_Set problem:_
Lines that contain "Youth" are to be counted; give only their number.

[Dataset excerpt]
·····

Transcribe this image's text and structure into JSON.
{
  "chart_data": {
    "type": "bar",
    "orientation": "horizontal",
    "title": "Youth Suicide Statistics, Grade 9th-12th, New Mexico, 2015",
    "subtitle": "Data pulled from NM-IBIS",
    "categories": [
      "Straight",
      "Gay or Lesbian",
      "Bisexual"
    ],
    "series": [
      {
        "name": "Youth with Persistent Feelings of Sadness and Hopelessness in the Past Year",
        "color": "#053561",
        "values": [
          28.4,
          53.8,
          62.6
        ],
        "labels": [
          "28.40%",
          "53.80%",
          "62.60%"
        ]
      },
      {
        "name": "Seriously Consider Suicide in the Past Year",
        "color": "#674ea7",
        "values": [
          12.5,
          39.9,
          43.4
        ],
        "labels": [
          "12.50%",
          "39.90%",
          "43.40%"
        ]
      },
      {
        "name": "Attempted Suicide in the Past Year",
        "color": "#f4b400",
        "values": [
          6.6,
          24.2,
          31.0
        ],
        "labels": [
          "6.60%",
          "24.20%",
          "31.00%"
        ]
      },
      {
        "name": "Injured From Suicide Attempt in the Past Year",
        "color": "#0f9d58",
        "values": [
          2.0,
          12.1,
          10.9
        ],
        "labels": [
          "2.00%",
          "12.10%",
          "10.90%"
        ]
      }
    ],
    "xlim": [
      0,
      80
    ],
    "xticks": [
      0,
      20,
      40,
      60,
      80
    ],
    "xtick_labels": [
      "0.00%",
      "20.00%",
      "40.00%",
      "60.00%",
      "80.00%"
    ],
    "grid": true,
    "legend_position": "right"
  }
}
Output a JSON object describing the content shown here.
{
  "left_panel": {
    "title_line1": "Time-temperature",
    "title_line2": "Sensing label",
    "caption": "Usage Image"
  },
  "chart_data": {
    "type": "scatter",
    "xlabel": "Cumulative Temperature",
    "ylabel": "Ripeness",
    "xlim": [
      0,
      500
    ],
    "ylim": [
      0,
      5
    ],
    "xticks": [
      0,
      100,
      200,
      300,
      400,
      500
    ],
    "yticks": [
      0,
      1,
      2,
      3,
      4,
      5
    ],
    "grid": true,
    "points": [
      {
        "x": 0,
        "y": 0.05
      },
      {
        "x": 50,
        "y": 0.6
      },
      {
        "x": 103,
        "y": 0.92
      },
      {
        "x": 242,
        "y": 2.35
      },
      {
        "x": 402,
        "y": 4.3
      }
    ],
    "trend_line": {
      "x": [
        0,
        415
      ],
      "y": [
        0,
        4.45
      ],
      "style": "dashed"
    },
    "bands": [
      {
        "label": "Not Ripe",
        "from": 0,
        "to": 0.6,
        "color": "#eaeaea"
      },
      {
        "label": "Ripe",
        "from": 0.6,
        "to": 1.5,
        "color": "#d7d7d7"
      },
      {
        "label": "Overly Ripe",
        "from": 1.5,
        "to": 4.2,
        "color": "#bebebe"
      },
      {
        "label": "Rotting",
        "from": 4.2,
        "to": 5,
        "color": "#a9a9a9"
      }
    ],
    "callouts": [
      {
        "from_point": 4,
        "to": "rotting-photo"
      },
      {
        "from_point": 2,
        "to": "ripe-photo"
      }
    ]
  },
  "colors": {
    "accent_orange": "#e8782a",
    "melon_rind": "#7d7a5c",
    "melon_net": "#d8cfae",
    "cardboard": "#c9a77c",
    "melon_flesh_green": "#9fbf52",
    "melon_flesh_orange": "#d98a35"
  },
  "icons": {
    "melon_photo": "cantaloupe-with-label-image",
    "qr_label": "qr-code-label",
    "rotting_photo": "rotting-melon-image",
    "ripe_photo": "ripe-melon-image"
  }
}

·····

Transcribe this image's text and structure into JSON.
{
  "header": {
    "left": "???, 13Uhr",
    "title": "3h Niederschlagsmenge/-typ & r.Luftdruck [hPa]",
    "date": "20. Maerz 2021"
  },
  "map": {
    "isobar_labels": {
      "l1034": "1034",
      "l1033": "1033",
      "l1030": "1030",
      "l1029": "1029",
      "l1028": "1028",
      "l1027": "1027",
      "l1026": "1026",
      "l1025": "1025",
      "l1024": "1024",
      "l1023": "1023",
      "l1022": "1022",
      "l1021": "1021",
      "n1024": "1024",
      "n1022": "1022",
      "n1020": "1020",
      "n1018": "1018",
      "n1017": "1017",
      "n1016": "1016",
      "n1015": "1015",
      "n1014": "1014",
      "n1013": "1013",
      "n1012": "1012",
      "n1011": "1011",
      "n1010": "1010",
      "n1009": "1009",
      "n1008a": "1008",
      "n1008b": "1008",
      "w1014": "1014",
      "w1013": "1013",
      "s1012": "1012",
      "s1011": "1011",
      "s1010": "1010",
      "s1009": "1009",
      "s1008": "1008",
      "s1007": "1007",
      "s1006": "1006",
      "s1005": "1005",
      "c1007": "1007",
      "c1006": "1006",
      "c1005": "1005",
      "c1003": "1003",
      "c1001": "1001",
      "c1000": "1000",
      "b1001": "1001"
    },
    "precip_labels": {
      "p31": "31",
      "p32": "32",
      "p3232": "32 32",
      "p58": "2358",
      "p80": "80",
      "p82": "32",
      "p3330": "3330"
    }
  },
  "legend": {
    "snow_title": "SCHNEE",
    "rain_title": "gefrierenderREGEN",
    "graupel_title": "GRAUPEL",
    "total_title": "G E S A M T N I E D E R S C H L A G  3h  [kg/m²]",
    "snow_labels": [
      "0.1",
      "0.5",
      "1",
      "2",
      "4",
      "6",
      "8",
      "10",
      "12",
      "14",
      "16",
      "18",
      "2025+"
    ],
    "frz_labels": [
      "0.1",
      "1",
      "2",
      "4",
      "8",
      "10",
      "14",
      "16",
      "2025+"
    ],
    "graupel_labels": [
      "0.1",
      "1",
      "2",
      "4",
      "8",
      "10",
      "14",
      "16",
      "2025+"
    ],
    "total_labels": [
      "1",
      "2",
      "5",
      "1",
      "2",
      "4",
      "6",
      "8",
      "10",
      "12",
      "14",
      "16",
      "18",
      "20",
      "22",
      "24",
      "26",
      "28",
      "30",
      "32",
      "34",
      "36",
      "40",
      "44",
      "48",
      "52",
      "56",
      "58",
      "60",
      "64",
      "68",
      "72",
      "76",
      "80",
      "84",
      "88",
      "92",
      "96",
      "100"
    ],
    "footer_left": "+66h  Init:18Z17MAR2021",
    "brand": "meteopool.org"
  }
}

·····

_Output:_
2